[Given problem]:
Give back every line exactly as it appears, pictures excluded.

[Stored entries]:
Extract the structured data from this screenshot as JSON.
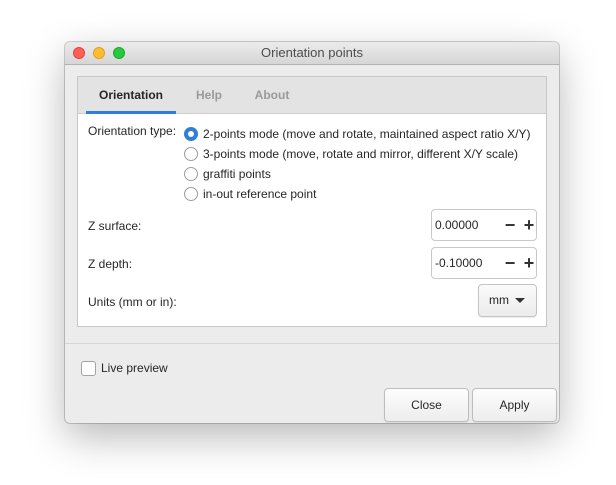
{
  "window": {
    "title": "Orientation points"
  },
  "tabs": [
    {
      "label": "Orientation",
      "active": true
    },
    {
      "label": "Help",
      "active": false
    },
    {
      "label": "About",
      "active": false
    }
  ],
  "orientation": {
    "label": "Orientation type:",
    "options": [
      {
        "label": "2-points mode (move and rotate, maintained aspect ratio X/Y)",
        "checked": true
      },
      {
        "label": "3-points mode (move, rotate and mirror, different X/Y scale)",
        "checked": false
      },
      {
        "label": "graffiti points",
        "checked": false
      },
      {
        "label": "in-out reference point",
        "checked": false
      }
    ]
  },
  "z_surface": {
    "label": "Z surface:",
    "value": "0.00000",
    "minus": "−",
    "plus": "+"
  },
  "z_depth": {
    "label": "Z depth:",
    "value": "-0.10000",
    "minus": "−",
    "plus": "+"
  },
  "units": {
    "label": "Units (mm or in):",
    "selected": "mm"
  },
  "live_preview": {
    "label": "Live preview",
    "checked": false
  },
  "buttons": {
    "close": "Close",
    "apply": "Apply"
  },
  "colors": {
    "accent": "#2f7ed8",
    "traffic_close": "#fe5f57",
    "traffic_minimize": "#febc2e",
    "traffic_maximize": "#28c840"
  }
}
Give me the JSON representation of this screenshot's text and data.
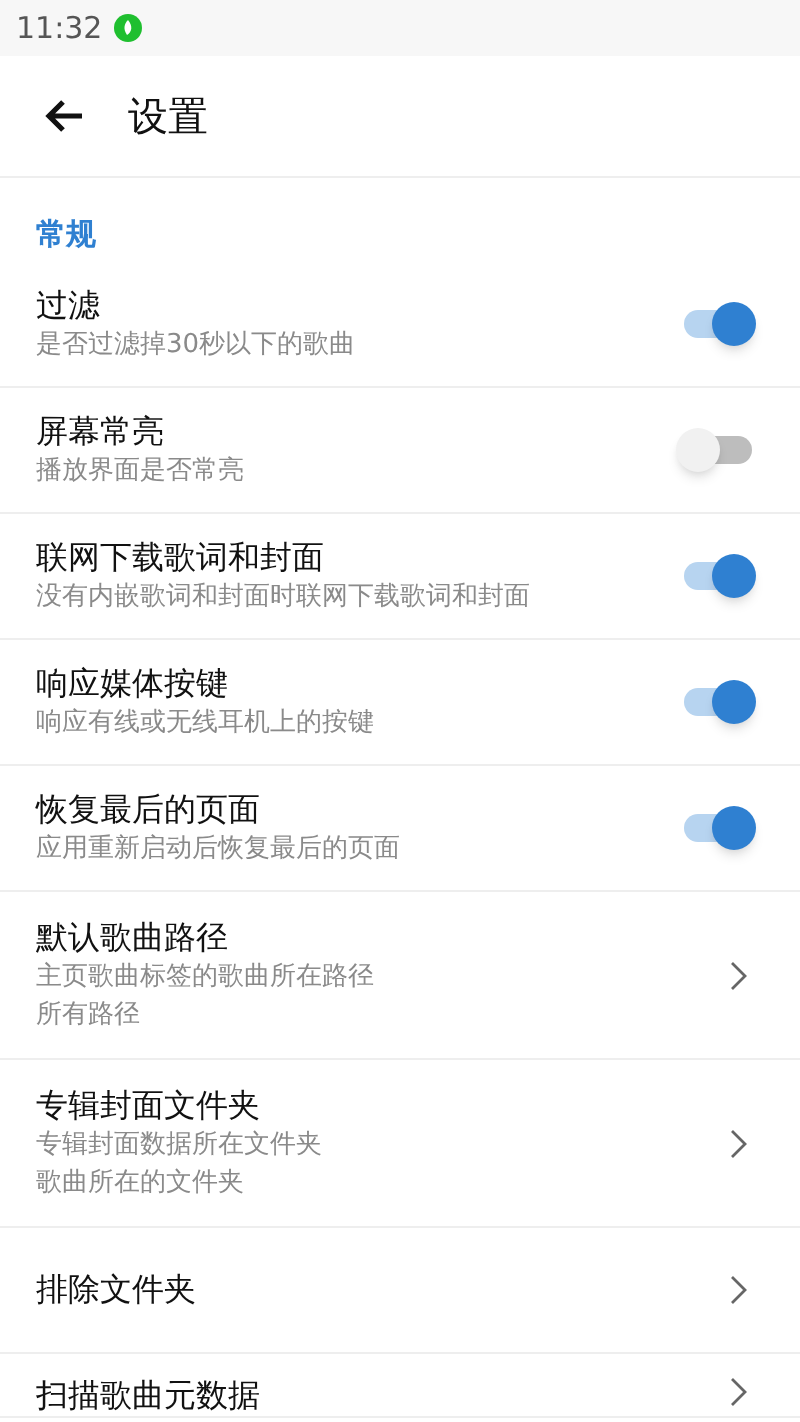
{
  "status_bar": {
    "time": "11:32"
  },
  "header": {
    "title": "设置"
  },
  "section": {
    "title": "常规"
  },
  "items": [
    {
      "kind": "switch",
      "title": "过滤",
      "subtitles": [
        "是否过滤掉30秒以下的歌曲"
      ],
      "on": true
    },
    {
      "kind": "switch",
      "title": "屏幕常亮",
      "subtitles": [
        "播放界面是否常亮"
      ],
      "on": false
    },
    {
      "kind": "switch",
      "title": "联网下载歌词和封面",
      "subtitles": [
        "没有内嵌歌词和封面时联网下载歌词和封面"
      ],
      "on": true
    },
    {
      "kind": "switch",
      "title": "响应媒体按键",
      "subtitles": [
        "响应有线或无线耳机上的按键"
      ],
      "on": true
    },
    {
      "kind": "switch",
      "title": "恢复最后的页面",
      "subtitles": [
        "应用重新启动后恢复最后的页面"
      ],
      "on": true
    },
    {
      "kind": "link",
      "title": "默认歌曲路径",
      "subtitles": [
        "主页歌曲标签的歌曲所在路径",
        "所有路径"
      ]
    },
    {
      "kind": "link",
      "title": "专辑封面文件夹",
      "subtitles": [
        "专辑封面数据所在文件夹",
        "歌曲所在的文件夹"
      ]
    },
    {
      "kind": "link",
      "title": "排除文件夹"
    },
    {
      "kind": "link",
      "title": "扫描歌曲元数据"
    }
  ]
}
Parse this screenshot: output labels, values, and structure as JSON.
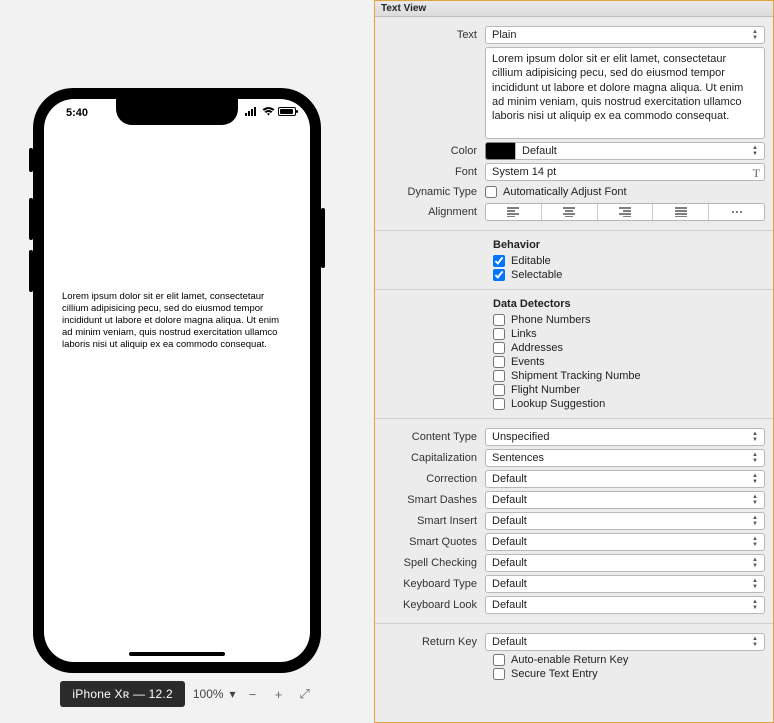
{
  "simulator": {
    "time": "5:40",
    "lorem": "Lorem ipsum dolor sit er elit lamet, consectetaur cillium adipisicing pecu, sed do eiusmod tempor incididunt ut labore et dolore magna aliqua. Ut enim ad minim veniam, quis nostrud exercitation ullamco laboris nisi ut aliquip ex ea commodo consequat.",
    "device_label": "iPhone Xʀ — 12.2",
    "zoom": "100%"
  },
  "panel": {
    "title": "Text View",
    "text_label": "Text",
    "text_mode": "Plain",
    "text_value": "Lorem ipsum dolor sit er elit lamet, consectetaur cillium adipisicing pecu, sed do eiusmod tempor incididunt ut labore et dolore magna aliqua. Ut enim ad minim veniam, quis nostrud exercitation ullamco laboris nisi ut aliquip ex ea commodo consequat.",
    "color_label": "Color",
    "color_value": "Default",
    "font_label": "Font",
    "font_value": "System 14 pt",
    "dyn_label": "Dynamic Type",
    "dyn_check": "Automatically Adjust Font",
    "align_label": "Alignment",
    "behavior_title": "Behavior",
    "editable": "Editable",
    "selectable": "Selectable",
    "detectors_title": "Data Detectors",
    "detectors": [
      "Phone Numbers",
      "Links",
      "Addresses",
      "Events",
      "Shipment Tracking Numbe",
      "Flight Number",
      "Lookup Suggestion"
    ],
    "content_type_label": "Content Type",
    "content_type": "Unspecified",
    "capitalization_label": "Capitalization",
    "capitalization": "Sentences",
    "correction_label": "Correction",
    "correction": "Default",
    "smart_dashes_label": "Smart Dashes",
    "smart_dashes": "Default",
    "smart_insert_label": "Smart Insert",
    "smart_insert": "Default",
    "smart_quotes_label": "Smart Quotes",
    "smart_quotes": "Default",
    "spell_label": "Spell Checking",
    "spell": "Default",
    "kbd_type_label": "Keyboard Type",
    "kbd_type": "Default",
    "kbd_look_label": "Keyboard Look",
    "kbd_look": "Default",
    "return_label": "Return Key",
    "return_key": "Default",
    "auto_enable": "Auto-enable Return Key",
    "secure": "Secure Text Entry"
  }
}
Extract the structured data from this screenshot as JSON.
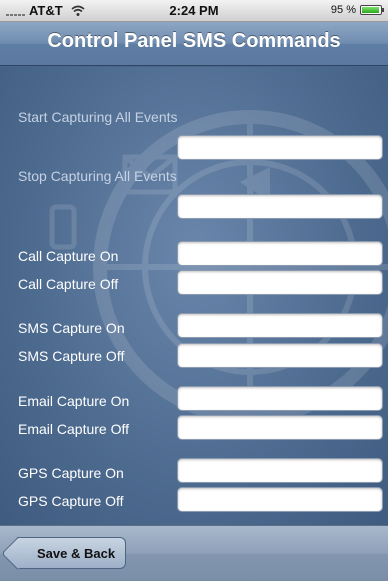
{
  "status_bar": {
    "carrier": "AT&T",
    "time": "2:24 PM",
    "battery": "95 %",
    "battery_level": 0.95
  },
  "nav_bar": {
    "title": "Control Panel SMS Commands"
  },
  "fields": [
    {
      "label": "Start Capturing All Events",
      "value": ""
    },
    {
      "label": "Stop Capturing All Events",
      "value": ""
    },
    {
      "label": "Call Capture On",
      "value": ""
    },
    {
      "label": "Call Capture Off",
      "value": ""
    },
    {
      "label": "SMS Capture On",
      "value": ""
    },
    {
      "label": "SMS Capture Off",
      "value": ""
    },
    {
      "label": "Email Capture On",
      "value": ""
    },
    {
      "label": "Email Capture Off",
      "value": ""
    },
    {
      "label": "GPS Capture On",
      "value": ""
    },
    {
      "label": "GPS Capture Off",
      "value": ""
    }
  ],
  "toolbar": {
    "back_label": "Save & Back"
  }
}
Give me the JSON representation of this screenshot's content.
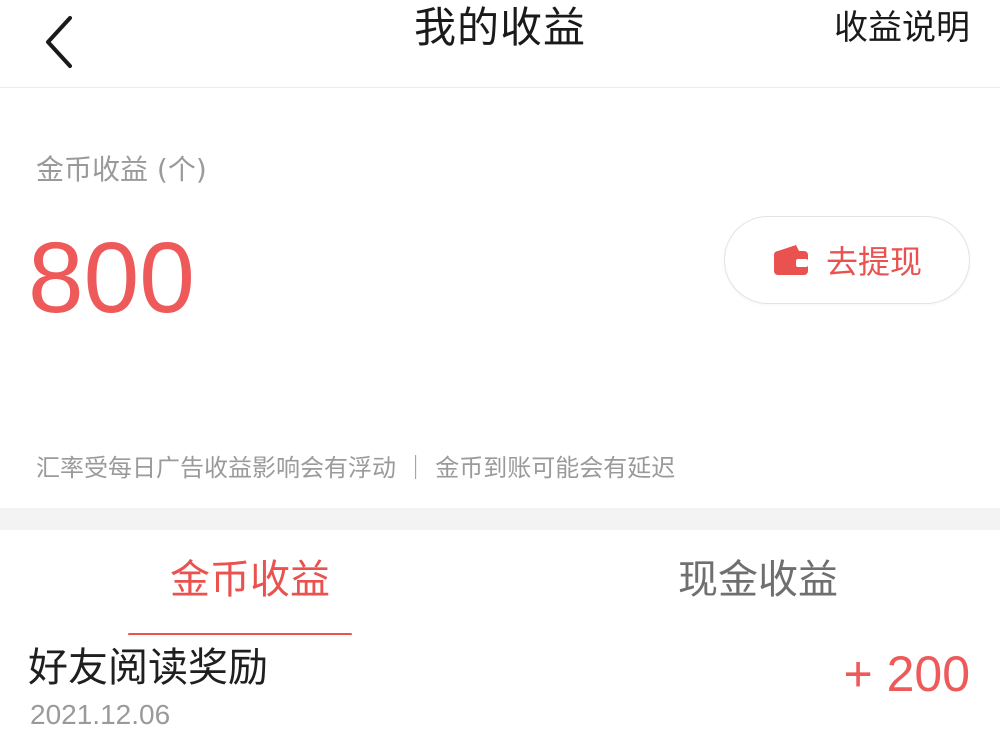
{
  "header": {
    "title": "我的收益",
    "help_label": "收益说明"
  },
  "balance": {
    "label": "金币收益 (个)",
    "value": "800",
    "withdraw_label": "去提现",
    "notice": "汇率受每日广告收益影响会有浮动 ｜ 金币到账可能会有延迟"
  },
  "tabs": [
    {
      "label": "金币收益",
      "active": true
    },
    {
      "label": "现金收益",
      "active": false
    }
  ],
  "records": [
    {
      "title": "好友阅读奖励",
      "date": "2021.12.06",
      "amount": "+ 200"
    }
  ],
  "colors": {
    "accent": "#e9524f",
    "value_red": "#ee5a5a",
    "muted_text": "#9a9a9a"
  },
  "icons": {
    "back": "chevron-left-icon",
    "withdraw": "wallet-icon"
  }
}
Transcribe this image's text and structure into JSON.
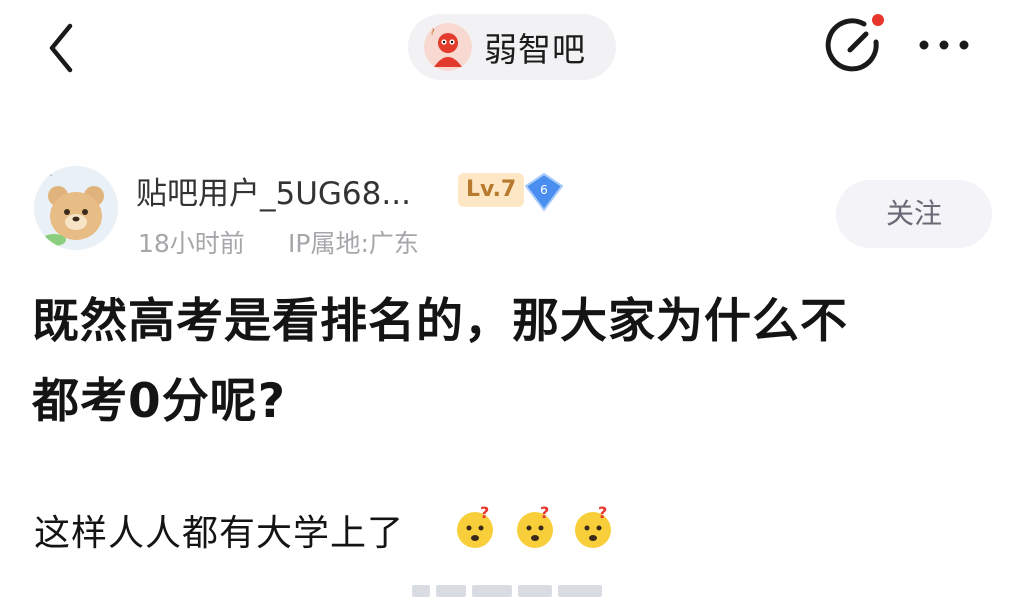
{
  "header": {
    "back_icon": "chevron-left-icon",
    "forum_name": "弱智吧",
    "forum_avatar_icon": "forum-logo-icon",
    "compose_icon": "compose-icon",
    "more_icon": "more-dots-icon"
  },
  "post": {
    "author": {
      "name": "贴吧用户_5UG68...",
      "level": "Lv.7",
      "badge_number": "6",
      "avatar_icon": "bear-avatar-icon"
    },
    "time": "18小时前",
    "ip": "IP属地:广东",
    "follow_label": "关注",
    "title_line1": "既然高考是看排名的，那大家为什么不",
    "title_line2": "都考0分呢?",
    "body": "这样人人都有大学上了",
    "emoji_icon": "thinking-emoji-icon"
  },
  "colors": {
    "accent_red": "#e8362c",
    "level_bg": "#fde7c4",
    "badge_blue": "#4a8ff0",
    "pill_bg": "#f2f2f4"
  }
}
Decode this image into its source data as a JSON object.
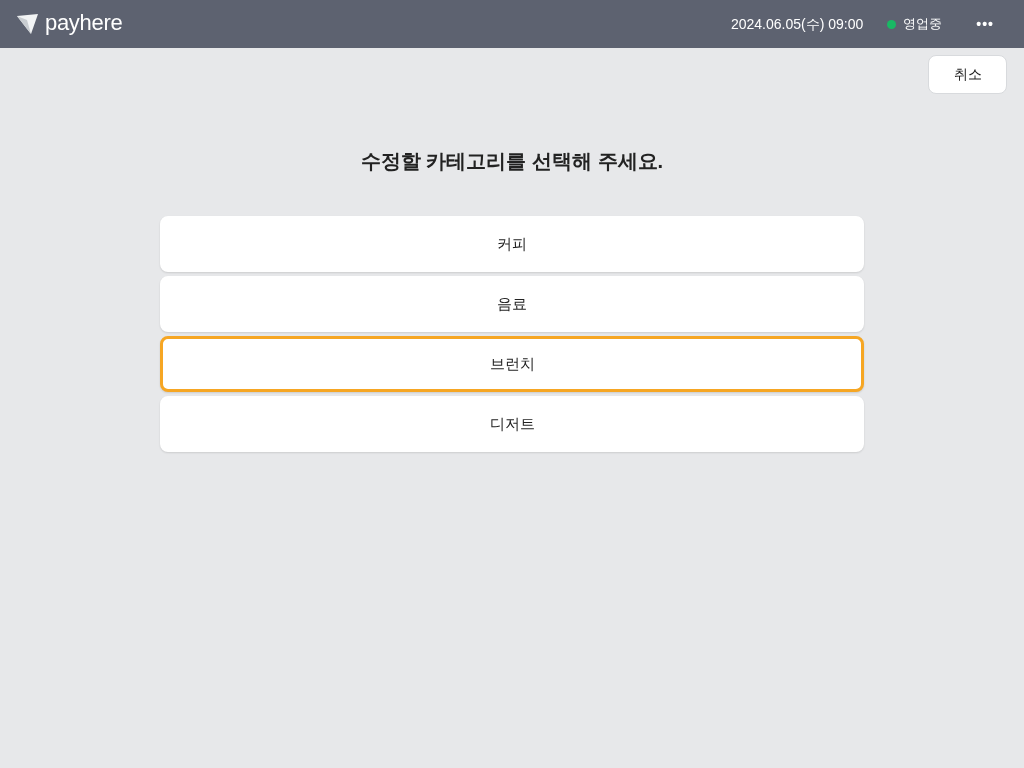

[Finished exercise]:
Extract the structured data from this screenshot as JSON.
{
  "window": {
    "title": "Orientation points"
  },
  "tabs": [
    {
      "label": "Orientation",
      "active": true
    },
    {
      "label": "Help",
      "active": false
    },
    {
      "label": "About",
      "active": false
    }
  ],
  "orientation": {
    "label": "Orientation type:",
    "options": [
      {
        "label": "2-points mode (move and rotate, maintained aspect ratio X/Y)",
        "checked": true
      },
      {
        "label": "3-points mode (move, rotate and mirror, different X/Y scale)",
        "checked": false
      },
      {
        "label": "graffiti points",
        "checked": false
      },
      {
        "label": "in-out reference point",
        "checked": false
      }
    ]
  },
  "z_surface": {
    "label": "Z surface:",
    "value": "0.00000",
    "minus": "−",
    "plus": "+"
  },
  "z_depth": {
    "label": "Z depth:",
    "value": "-0.10000",
    "minus": "−",
    "plus": "+"
  },
  "units": {
    "label": "Units (mm or in):",
    "selected": "mm"
  },
  "live_preview": {
    "label": "Live preview",
    "checked": false
  },
  "buttons": {
    "close": "Close",
    "apply": "Apply"
  },
  "colors": {
    "accent": "#2f7ed8",
    "traffic_close": "#fe5f57",
    "traffic_minimize": "#febc2e",
    "traffic_maximize": "#28c840"
  }
}
Give me the JSON representation of this screenshot's text and data.
{
  "status_bar": {
    "time": "11:32"
  },
  "header": {
    "title": "设置"
  },
  "section": {
    "title": "常规"
  },
  "items": [
    {
      "kind": "switch",
      "title": "过滤",
      "subtitles": [
        "是否过滤掉30秒以下的歌曲"
      ],
      "on": true
    },
    {
      "kind": "switch",
      "title": "屏幕常亮",
      "subtitles": [
        "播放界面是否常亮"
      ],
      "on": false
    },
    {
      "kind": "switch",
      "title": "联网下载歌词和封面",
      "subtitles": [
        "没有内嵌歌词和封面时联网下载歌词和封面"
      ],
      "on": true
    },
    {
      "kind": "switch",
      "title": "响应媒体按键",
      "subtitles": [
        "响应有线或无线耳机上的按键"
      ],
      "on": true
    },
    {
      "kind": "switch",
      "title": "恢复最后的页面",
      "subtitles": [
        "应用重新启动后恢复最后的页面"
      ],
      "on": true
    },
    {
      "kind": "link",
      "title": "默认歌曲路径",
      "subtitles": [
        "主页歌曲标签的歌曲所在路径",
        "所有路径"
      ]
    },
    {
      "kind": "link",
      "title": "专辑封面文件夹",
      "subtitles": [
        "专辑封面数据所在文件夹",
        "歌曲所在的文件夹"
      ]
    },
    {
      "kind": "link",
      "title": "排除文件夹"
    },
    {
      "kind": "link",
      "title": "扫描歌曲元数据"
    }
  ]
}
Parse this screenshot: output labels, values, and structure as JSON.
{
  "simulator": {
    "time": "5:40",
    "lorem": "Lorem ipsum dolor sit er elit lamet, consectetaur cillium adipisicing pecu, sed do eiusmod tempor incididunt ut labore et dolore magna aliqua. Ut enim ad minim veniam, quis nostrud exercitation ullamco laboris nisi ut aliquip ex ea commodo consequat.",
    "device_label": "iPhone Xʀ — 12.2",
    "zoom": "100%"
  },
  "panel": {
    "title": "Text View",
    "text_label": "Text",
    "text_mode": "Plain",
    "text_value": "Lorem ipsum dolor sit er elit lamet, consectetaur cillium adipisicing pecu, sed do eiusmod tempor incididunt ut labore et dolore magna aliqua. Ut enim ad minim veniam, quis nostrud exercitation ullamco laboris nisi ut aliquip ex ea commodo consequat.",
    "color_label": "Color",
    "color_value": "Default",
    "font_label": "Font",
    "font_value": "System 14 pt",
    "dyn_label": "Dynamic Type",
    "dyn_check": "Automatically Adjust Font",
    "align_label": "Alignment",
    "behavior_title": "Behavior",
    "editable": "Editable",
    "selectable": "Selectable",
    "detectors_title": "Data Detectors",
    "detectors": [
      "Phone Numbers",
      "Links",
      "Addresses",
      "Events",
      "Shipment Tracking Numbe",
      "Flight Number",
      "Lookup Suggestion"
    ],
    "content_type_label": "Content Type",
    "content_type": "Unspecified",
    "capitalization_label": "Capitalization",
    "capitalization": "Sentences",
    "correction_label": "Correction",
    "correction": "Default",
    "smart_dashes_label": "Smart Dashes",
    "smart_dashes": "Default",
    "smart_insert_label": "Smart Insert",
    "smart_insert": "Default",
    "smart_quotes_label": "Smart Quotes",
    "smart_quotes": "Default",
    "spell_label": "Spell Checking",
    "spell": "Default",
    "kbd_type_label": "Keyboard Type",
    "kbd_type": "Default",
    "kbd_look_label": "Keyboard Look",
    "kbd_look": "Default",
    "return_label": "Return Key",
    "return_key": "Default",
    "auto_enable": "Auto-enable Return Key",
    "secure": "Secure Text Entry"
  }
}
Extract the structured data from this screenshot as JSON.
{
  "status_bar": {
    "carrier": "AT&T",
    "time": "2:24 PM",
    "battery": "95 %",
    "battery_level": 0.95
  },
  "nav_bar": {
    "title": "Control Panel SMS Commands"
  },
  "fields": [
    {
      "label": "Start Capturing All Events",
      "value": ""
    },
    {
      "label": "Stop Capturing All Events",
      "value": ""
    },
    {
      "label": "Call Capture On",
      "value": ""
    },
    {
      "label": "Call Capture Off",
      "value": ""
    },
    {
      "label": "SMS Capture On",
      "value": ""
    },
    {
      "label": "SMS Capture Off",
      "value": ""
    },
    {
      "label": "Email Capture On",
      "value": ""
    },
    {
      "label": "Email Capture Off",
      "value": ""
    },
    {
      "label": "GPS Capture On",
      "value": ""
    },
    {
      "label": "GPS Capture Off",
      "value": ""
    }
  ],
  "toolbar": {
    "back_label": "Save & Back"
  }
}
Give me the JSON representation of this screenshot's content.
{
  "header": {
    "title": "我的收益",
    "help_label": "收益说明"
  },
  "balance": {
    "label": "金币收益 (个)",
    "value": "800",
    "withdraw_label": "去提现",
    "notice": "汇率受每日广告收益影响会有浮动 ｜ 金币到账可能会有延迟"
  },
  "tabs": [
    {
      "label": "金币收益",
      "active": true
    },
    {
      "label": "现金收益",
      "active": false
    }
  ],
  "records": [
    {
      "title": "好友阅读奖励",
      "date": "2021.12.06",
      "amount": "+ 200"
    }
  ],
  "colors": {
    "accent": "#e9524f",
    "value_red": "#ee5a5a",
    "muted_text": "#9a9a9a"
  },
  "icons": {
    "back": "chevron-left-icon",
    "withdraw": "wallet-icon"
  }
}
Transcribe this image's text and structure into JSON.
{
  "header": {
    "back_icon": "chevron-left-icon",
    "forum_name": "弱智吧",
    "forum_avatar_icon": "forum-logo-icon",
    "compose_icon": "compose-icon",
    "more_icon": "more-dots-icon"
  },
  "post": {
    "author": {
      "name": "贴吧用户_5UG68...",
      "level": "Lv.7",
      "badge_number": "6",
      "avatar_icon": "bear-avatar-icon"
    },
    "time": "18小时前",
    "ip": "IP属地:广东",
    "follow_label": "关注",
    "title_line1": "既然高考是看排名的，那大家为什么不",
    "title_line2": "都考0分呢?",
    "body": "这样人人都有大学上了",
    "emoji_icon": "thinking-emoji-icon"
  },
  "colors": {
    "accent_red": "#e8362c",
    "level_bg": "#fde7c4",
    "badge_blue": "#4a8ff0",
    "pill_bg": "#f2f2f4"
  }
}
Decode this image into its source data as a JSON object.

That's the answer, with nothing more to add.